Data entries for graphics:
::::::::::

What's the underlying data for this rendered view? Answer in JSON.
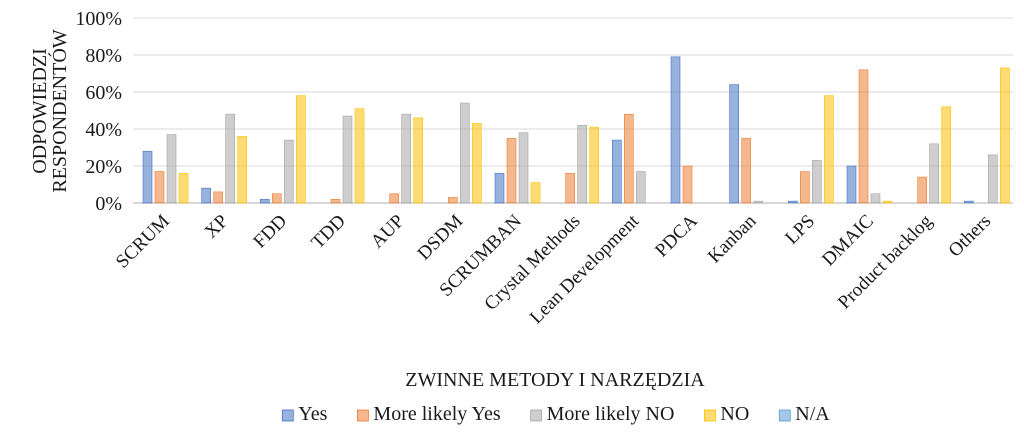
{
  "chart_data": {
    "type": "bar",
    "title": "",
    "xlabel": "ZWINNE METODY I NARZĘDZIA",
    "ylabel_lines": [
      "ODPOWIEDZI",
      "RESPONDENTÓW"
    ],
    "ylim": [
      0,
      100
    ],
    "yticks": [
      0,
      20,
      40,
      60,
      80,
      100
    ],
    "ytick_labels": [
      "0%",
      "20%",
      "40%",
      "60%",
      "80%",
      "100%"
    ],
    "grid": true,
    "legend_position": "bottom",
    "categories": [
      "SCRUM",
      "XP",
      "FDD",
      "TDD",
      "AUP",
      "DSDM",
      "SCRUMBAN",
      "Crystal Methods",
      "Lean Development",
      "PDCA",
      "Kanban",
      "LPS",
      "DMAIC",
      "Product backlog",
      "Others"
    ],
    "series": [
      {
        "name": "Yes",
        "color": "#4472c4",
        "values": [
          28,
          8,
          2,
          0,
          0,
          0,
          16,
          0,
          34,
          79,
          64,
          1,
          20,
          0,
          1
        ]
      },
      {
        "name": "More likely Yes",
        "color": "#ed7d31",
        "values": [
          17,
          6,
          5,
          2,
          5,
          3,
          35,
          16,
          48,
          20,
          35,
          17,
          72,
          14,
          0
        ]
      },
      {
        "name": "More likely NO",
        "color": "#a5a5a5",
        "values": [
          37,
          48,
          34,
          47,
          48,
          54,
          38,
          42,
          17,
          0,
          1,
          23,
          5,
          32,
          26
        ]
      },
      {
        "name": "NO",
        "color": "#ffc000",
        "values": [
          16,
          36,
          58,
          51,
          46,
          43,
          11,
          41,
          0,
          0,
          0,
          58,
          1,
          52,
          73
        ]
      },
      {
        "name": "N/A",
        "color": "#5b9bd5",
        "values": [
          0,
          0,
          0,
          0,
          0,
          0,
          0,
          0,
          0,
          0,
          0,
          0,
          0,
          0,
          0
        ]
      }
    ]
  }
}
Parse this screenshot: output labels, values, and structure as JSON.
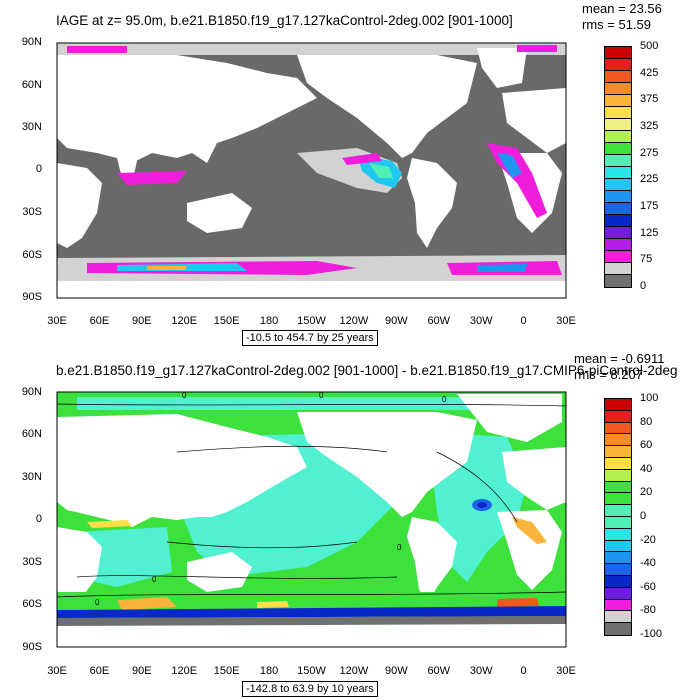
{
  "panel1": {
    "title": "IAGE at z=  95.0m, b.e21.B1850.f19_g17.127kaControl-2deg.002 [901-1000]",
    "mean": "mean = 23.56",
    "rms": "rms = 51.59",
    "range": "-10.5 to 454.7 by 25 years",
    "colorbar": {
      "labels": [
        "500",
        "425",
        "375",
        "325",
        "275",
        "225",
        "175",
        "125",
        "75",
        "0"
      ],
      "colors": [
        "#cc0000",
        "#e81e1e",
        "#f05a1e",
        "#f58c28",
        "#f9b43c",
        "#fde047",
        "#f0f080",
        "#b4f050",
        "#3ce13c",
        "#50f0b4",
        "#28e6e6",
        "#1ec8f0",
        "#1e96f0",
        "#1e64e6",
        "#0a28c8",
        "#6e1edc",
        "#b41ee6",
        "#f01edc",
        "#d2d2d2",
        "#707070"
      ]
    }
  },
  "panel2": {
    "title": "b.e21.B1850.f19_g17.127kaControl-2deg.002 [901-1000] - b.e21.B1850.f19_g17.CMIP6-piControl-2deg",
    "mean": "mean = -0.6911",
    "rms": "rms = 8.207",
    "range": "-142.8 to 63.9 by 10 years",
    "contour_label": "0",
    "colorbar": {
      "labels": [
        "100",
        "80",
        "60",
        "40",
        "20",
        "0",
        "-20",
        "-40",
        "-60",
        "-80",
        "-100"
      ],
      "colors": [
        "#cc0000",
        "#e81e1e",
        "#f05a1e",
        "#f58c28",
        "#f9b43c",
        "#fde047",
        "#b4f050",
        "#3ce13c",
        "#3ce13c",
        "#50f0b4",
        "#50f0b4",
        "#28e6e6",
        "#1ec8f0",
        "#1e96f0",
        "#1e64e6",
        "#0a28c8",
        "#6e1edc",
        "#f01edc",
        "#d2d2d2",
        "#707070"
      ]
    }
  },
  "axes": {
    "lat_labels": [
      "90N",
      "60N",
      "30N",
      "0",
      "30S",
      "60S",
      "90S"
    ],
    "lon_labels": [
      "30E",
      "60E",
      "90E",
      "120E",
      "150E",
      "180",
      "150W",
      "120W",
      "90W",
      "60W",
      "30W",
      "0",
      "30E"
    ]
  },
  "colors": {
    "land_gray": "#696969",
    "ocean_green": "#3ce13c",
    "ocean_cyan": "#50f0d0",
    "ice": "#d2d2d2"
  }
}
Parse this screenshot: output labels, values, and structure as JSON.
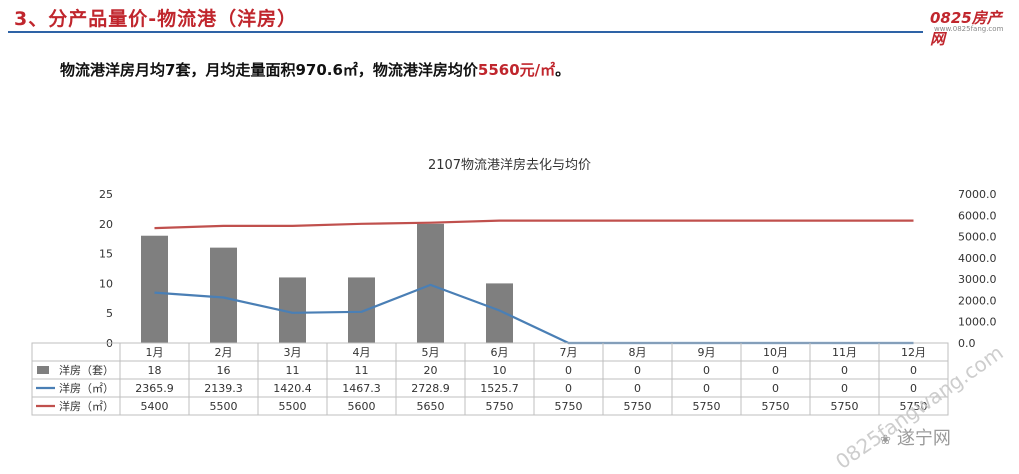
{
  "header": {
    "title": "3、分产品量价-物流港（洋房）",
    "logo_main": "0825房产网",
    "logo_sub": "www.0825fang.com"
  },
  "summary": {
    "text_before": "物流港洋房月均7套，月均走量面积970.6㎡，物流港洋房均价",
    "price": "5560元/㎡",
    "text_after": "。"
  },
  "watermark": {
    "text": "0825fangwang.com",
    "brand": "遂宁网"
  },
  "chart_data": {
    "type": "bar",
    "title": "2107物流港洋房去化与均价",
    "categories": [
      "1月",
      "2月",
      "3月",
      "4月",
      "5月",
      "6月",
      "7月",
      "8月",
      "9月",
      "10月",
      "11月",
      "12月"
    ],
    "ylim_left": [
      0,
      25
    ],
    "yticks_left": [
      0,
      5,
      10,
      15,
      20,
      25
    ],
    "ylim_right": [
      0,
      7000
    ],
    "yticks_right": [
      "0.0",
      "1000.0",
      "2000.0",
      "3000.0",
      "4000.0",
      "5000.0",
      "6000.0",
      "7000.0"
    ],
    "grid": false,
    "series": [
      {
        "name": "洋房（套）",
        "type": "bar",
        "axis": "left",
        "color": "#7f7f7f",
        "values": [
          18,
          16,
          11,
          11,
          20,
          10,
          0,
          0,
          0,
          0,
          0,
          0
        ],
        "labels": [
          "18",
          "16",
          "11",
          "11",
          "20",
          "10",
          "0",
          "0",
          "0",
          "0",
          "0",
          "0"
        ]
      },
      {
        "name": "洋房（㎡）",
        "type": "line",
        "axis": "right",
        "color": "#4a7fb5",
        "values": [
          2365.9,
          2139.3,
          1420.4,
          1467.3,
          2728.9,
          1525.7,
          0,
          0,
          0,
          0,
          0,
          0
        ],
        "labels": [
          "2365.9",
          "2139.3",
          "1420.4",
          "1467.3",
          "2728.9",
          "1525.7",
          "0",
          "0",
          "0",
          "0",
          "0",
          "0"
        ]
      },
      {
        "name": "洋房（㎡）",
        "type": "line",
        "axis": "right",
        "color": "#c0504d",
        "values": [
          5400,
          5500,
          5500,
          5600,
          5650,
          5750,
          5750,
          5750,
          5750,
          5750,
          5750,
          5750
        ],
        "labels": [
          "5400",
          "5500",
          "5500",
          "5600",
          "5650",
          "5750",
          "5750",
          "5750",
          "5750",
          "5750",
          "5750",
          "5750"
        ]
      }
    ]
  }
}
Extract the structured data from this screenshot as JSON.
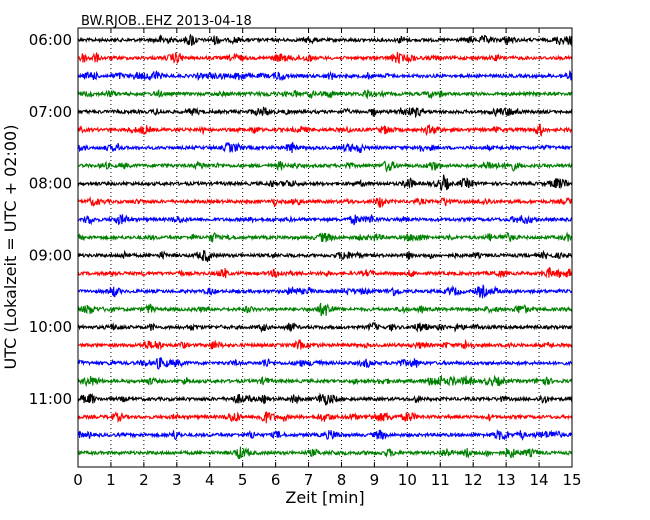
{
  "chart_data": {
    "type": "line",
    "title": "BW.RJOB..EHZ 2013-04-18",
    "xlabel": "Zeit  [min]",
    "ylabel": "UTC (Lokalzeit = UTC + 02:00)",
    "xlim": [
      0,
      15
    ],
    "x_ticks": [
      "0",
      "1",
      "2",
      "3",
      "4",
      "5",
      "6",
      "7",
      "8",
      "9",
      "10",
      "11",
      "12",
      "13",
      "14",
      "15"
    ],
    "y_ticks": [
      "06:00",
      "07:00",
      "08:00",
      "09:00",
      "10:00",
      "11:00"
    ],
    "grid": "vertical dotted at each minute",
    "trace_colors": [
      "#000000",
      "#ff0000",
      "#0000ff",
      "#008000"
    ],
    "n_traces": 24
  }
}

::::::::::

- [EXERCISE PROMPT]
State the count of lines holding the string "name" in the listing above, and nothing else.

- [COMPLETE OUTPUT]
8